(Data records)
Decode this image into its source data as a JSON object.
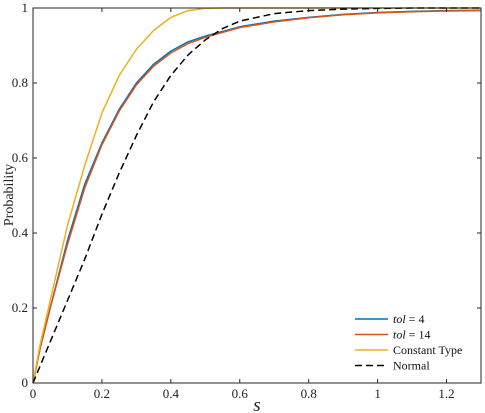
{
  "chart_data": {
    "type": "line",
    "xlabel": "s",
    "ylabel": "Probability",
    "xlim": [
      0,
      1.3
    ],
    "ylim": [
      0,
      1
    ],
    "x_ticks": [
      "0",
      "0.2",
      "0.4",
      "0.6",
      "0.8",
      "1",
      "1.2"
    ],
    "y_ticks": [
      "0",
      "0.2",
      "0.4",
      "0.6",
      "0.8",
      "1"
    ],
    "grid": false,
    "legend_position": "bottom-right",
    "series": [
      {
        "name": "tol = 4",
        "name_italic": "tol",
        "name_rest": " = 4",
        "color": "#0072BD",
        "dash": "solid",
        "x": [
          0,
          0.02,
          0.05,
          0.1,
          0.15,
          0.2,
          0.25,
          0.3,
          0.35,
          0.4,
          0.45,
          0.5,
          0.6,
          0.7,
          0.8,
          0.9,
          1.0,
          1.1,
          1.2,
          1.3
        ],
        "y": [
          0,
          0.09,
          0.2,
          0.38,
          0.53,
          0.64,
          0.73,
          0.8,
          0.85,
          0.885,
          0.91,
          0.925,
          0.95,
          0.965,
          0.975,
          0.983,
          0.988,
          0.991,
          0.993,
          0.994
        ]
      },
      {
        "name": "tol = 14",
        "name_italic": "tol",
        "name_rest": " = 14",
        "color": "#D95319",
        "dash": "solid",
        "x": [
          0,
          0.02,
          0.05,
          0.1,
          0.15,
          0.2,
          0.25,
          0.3,
          0.35,
          0.4,
          0.45,
          0.5,
          0.6,
          0.7,
          0.8,
          0.9,
          1.0,
          1.1,
          1.2,
          1.3
        ],
        "y": [
          0,
          0.09,
          0.2,
          0.37,
          0.52,
          0.635,
          0.725,
          0.795,
          0.845,
          0.88,
          0.905,
          0.922,
          0.948,
          0.963,
          0.974,
          0.982,
          0.987,
          0.99,
          0.992,
          0.993
        ]
      },
      {
        "name": "Constant Type",
        "color": "#EDB120",
        "dash": "solid",
        "x": [
          0,
          0.02,
          0.05,
          0.1,
          0.15,
          0.2,
          0.25,
          0.3,
          0.35,
          0.4,
          0.45,
          0.5,
          0.55,
          0.6,
          0.8,
          1.0,
          1.2,
          1.3
        ],
        "y": [
          0,
          0.1,
          0.22,
          0.42,
          0.58,
          0.72,
          0.82,
          0.89,
          0.94,
          0.975,
          0.993,
          0.999,
          1.0,
          1.0,
          1.0,
          1.0,
          1.0,
          1.0
        ]
      },
      {
        "name": "Normal",
        "color": "#000000",
        "dash": "dashed",
        "x": [
          0,
          0.05,
          0.1,
          0.15,
          0.2,
          0.25,
          0.3,
          0.35,
          0.4,
          0.45,
          0.5,
          0.55,
          0.6,
          0.7,
          0.8,
          0.9,
          1.0,
          1.1,
          1.2,
          1.3
        ],
        "y": [
          0,
          0.11,
          0.22,
          0.33,
          0.45,
          0.56,
          0.66,
          0.75,
          0.82,
          0.875,
          0.915,
          0.945,
          0.965,
          0.985,
          0.993,
          0.997,
          0.999,
          1.0,
          1.0,
          1.0
        ]
      }
    ]
  }
}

__TASK PROMPT__
Make an exact copy of the listing above. Do not include the pictures.

__TASK RESPONSE__
Decode this image into its source data as a JSON object.
{
  "chart_data": {
    "type": "line",
    "xlabel": "s",
    "ylabel": "Probability",
    "xlim": [
      0,
      1.3
    ],
    "ylim": [
      0,
      1
    ],
    "x_ticks": [
      "0",
      "0.2",
      "0.4",
      "0.6",
      "0.8",
      "1",
      "1.2"
    ],
    "y_ticks": [
      "0",
      "0.2",
      "0.4",
      "0.6",
      "0.8",
      "1"
    ],
    "grid": false,
    "legend_position": "bottom-right",
    "series": [
      {
        "name": "tol = 4",
        "name_italic": "tol",
        "name_rest": " = 4",
        "color": "#0072BD",
        "dash": "solid",
        "x": [
          0,
          0.02,
          0.05,
          0.1,
          0.15,
          0.2,
          0.25,
          0.3,
          0.35,
          0.4,
          0.45,
          0.5,
          0.6,
          0.7,
          0.8,
          0.9,
          1.0,
          1.1,
          1.2,
          1.3
        ],
        "y": [
          0,
          0.09,
          0.2,
          0.38,
          0.53,
          0.64,
          0.73,
          0.8,
          0.85,
          0.885,
          0.91,
          0.925,
          0.95,
          0.965,
          0.975,
          0.983,
          0.988,
          0.991,
          0.993,
          0.994
        ]
      },
      {
        "name": "tol = 14",
        "name_italic": "tol",
        "name_rest": " = 14",
        "color": "#D95319",
        "dash": "solid",
        "x": [
          0,
          0.02,
          0.05,
          0.1,
          0.15,
          0.2,
          0.25,
          0.3,
          0.35,
          0.4,
          0.45,
          0.5,
          0.6,
          0.7,
          0.8,
          0.9,
          1.0,
          1.1,
          1.2,
          1.3
        ],
        "y": [
          0,
          0.09,
          0.2,
          0.37,
          0.52,
          0.635,
          0.725,
          0.795,
          0.845,
          0.88,
          0.905,
          0.922,
          0.948,
          0.963,
          0.974,
          0.982,
          0.987,
          0.99,
          0.992,
          0.993
        ]
      },
      {
        "name": "Constant Type",
        "color": "#EDB120",
        "dash": "solid",
        "x": [
          0,
          0.02,
          0.05,
          0.1,
          0.15,
          0.2,
          0.25,
          0.3,
          0.35,
          0.4,
          0.45,
          0.5,
          0.55,
          0.6,
          0.8,
          1.0,
          1.2,
          1.3
        ],
        "y": [
          0,
          0.1,
          0.22,
          0.42,
          0.58,
          0.72,
          0.82,
          0.89,
          0.94,
          0.975,
          0.993,
          0.999,
          1.0,
          1.0,
          1.0,
          1.0,
          1.0,
          1.0
        ]
      },
      {
        "name": "Normal",
        "color": "#000000",
        "dash": "dashed",
        "x": [
          0,
          0.05,
          0.1,
          0.15,
          0.2,
          0.25,
          0.3,
          0.35,
          0.4,
          0.45,
          0.5,
          0.55,
          0.6,
          0.7,
          0.8,
          0.9,
          1.0,
          1.1,
          1.2,
          1.3
        ],
        "y": [
          0,
          0.11,
          0.22,
          0.33,
          0.45,
          0.56,
          0.66,
          0.75,
          0.82,
          0.875,
          0.915,
          0.945,
          0.965,
          0.985,
          0.993,
          0.997,
          0.999,
          1.0,
          1.0,
          1.0
        ]
      }
    ]
  }
}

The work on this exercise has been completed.